WHAT TO DO = Retype the material in full, keeping every word the same.

SUPPLIED RECORDS =
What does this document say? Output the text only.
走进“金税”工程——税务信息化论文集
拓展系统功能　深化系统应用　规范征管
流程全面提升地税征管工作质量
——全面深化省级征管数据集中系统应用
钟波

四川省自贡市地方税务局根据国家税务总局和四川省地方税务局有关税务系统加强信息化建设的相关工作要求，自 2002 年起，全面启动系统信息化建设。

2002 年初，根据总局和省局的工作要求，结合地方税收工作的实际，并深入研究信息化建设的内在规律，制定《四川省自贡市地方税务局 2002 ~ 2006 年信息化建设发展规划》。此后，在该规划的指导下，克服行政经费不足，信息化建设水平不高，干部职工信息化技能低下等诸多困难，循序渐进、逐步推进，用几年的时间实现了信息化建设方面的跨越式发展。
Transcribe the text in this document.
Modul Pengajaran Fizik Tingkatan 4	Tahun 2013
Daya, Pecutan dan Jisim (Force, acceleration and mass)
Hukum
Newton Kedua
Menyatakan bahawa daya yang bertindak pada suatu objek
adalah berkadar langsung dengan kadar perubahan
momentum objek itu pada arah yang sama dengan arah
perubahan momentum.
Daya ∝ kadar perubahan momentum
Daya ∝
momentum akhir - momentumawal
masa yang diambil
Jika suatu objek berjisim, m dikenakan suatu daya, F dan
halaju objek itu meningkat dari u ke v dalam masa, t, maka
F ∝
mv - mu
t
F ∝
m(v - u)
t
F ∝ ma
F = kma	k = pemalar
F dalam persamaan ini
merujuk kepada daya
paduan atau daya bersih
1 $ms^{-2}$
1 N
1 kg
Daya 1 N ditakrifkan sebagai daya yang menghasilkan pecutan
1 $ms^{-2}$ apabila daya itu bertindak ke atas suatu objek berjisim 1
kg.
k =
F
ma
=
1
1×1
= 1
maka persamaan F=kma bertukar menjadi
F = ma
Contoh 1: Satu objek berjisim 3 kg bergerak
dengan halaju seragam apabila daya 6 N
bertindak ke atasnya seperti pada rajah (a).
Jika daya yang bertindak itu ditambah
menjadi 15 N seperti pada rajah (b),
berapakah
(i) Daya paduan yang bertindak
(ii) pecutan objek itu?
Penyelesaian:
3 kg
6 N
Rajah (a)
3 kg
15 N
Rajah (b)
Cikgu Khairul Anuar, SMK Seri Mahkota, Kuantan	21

RESULT BELOW =
What does this document say? Output the text only.
走进“金税”工程——税务信息化论文集
拓展系统功能　深化系统应用　规范征管
流程全面提升地税征管工作质量
——全面深化省级征管数据集中系统应用
钟波

四川省自贡市地方税务局根据国家税务总局和四川省地方税务局有关税务系统加强信息化建设的相关工作要求，自 2002 年起，全面启动系统信息化建设。

2002 年初，根据总局和省局的工作要求，结合地方税收工作的实际，并深入研究信息化建设的内在规律，制定《四川省自贡市地方税务局 2002 ~ 2006 年信息化建设发展规划》。此后，在该规划的指导下，克服行政经费不足，信息化建设水平不高，干部职工信息化技能低下等诸多困难，循序渐进、逐步推进，用几年的时间实现了信息化建设方面的跨越式发展。
Transcribe the text in this document.
Modul Pengajaran Fizik Tingkatan 4	Tahun 2013
Daya, Pecutan dan Jisim (Force, acceleration and mass)
Hukum
Newton Kedua
Menyatakan bahawa daya yang bertindak pada suatu objek
adalah berkadar langsung dengan kadar perubahan
momentum objek itu pada arah yang sama dengan arah
perubahan momentum.
Daya ∝ kadar perubahan momentum
Daya ∝
momentum akhir - momentumawal
masa yang diambil
Jika suatu objek berjisim, m dikenakan suatu daya, F dan
halaju objek itu meningkat dari u ke v dalam masa, t, maka
F ∝
mv - mu
t
F ∝
m(v - u)
t
F ∝ ma
F = kma	k = pemalar
F dalam persamaan ini
merujuk kepada daya
paduan atau daya bersih
1 $ms^{-2}$
1 N
1 kg
Daya 1 N ditakrifkan sebagai daya yang menghasilkan pecutan
1 $ms^{-2}$ apabila daya itu bertindak ke atas suatu objek berjisim 1
kg.
k =
F
ma
=
1
1×1
= 1
maka persamaan F=kma bertukar menjadi
F = ma
Contoh 1: Satu objek berjisim 3 kg bergerak
dengan halaju seragam apabila daya 6 N
bertindak ke atasnya seperti pada rajah (a).
Jika daya yang bertindak itu ditambah
menjadi 15 N seperti pada rajah (b),
berapakah
(i) Daya paduan yang bertindak
(ii) pecutan objek itu?
Penyelesaian:
3 kg
6 N
Rajah (a)
3 kg
15 N
Rajah (b)
Cikgu Khairul Anuar, SMK Seri Mahkota, Kuantan	21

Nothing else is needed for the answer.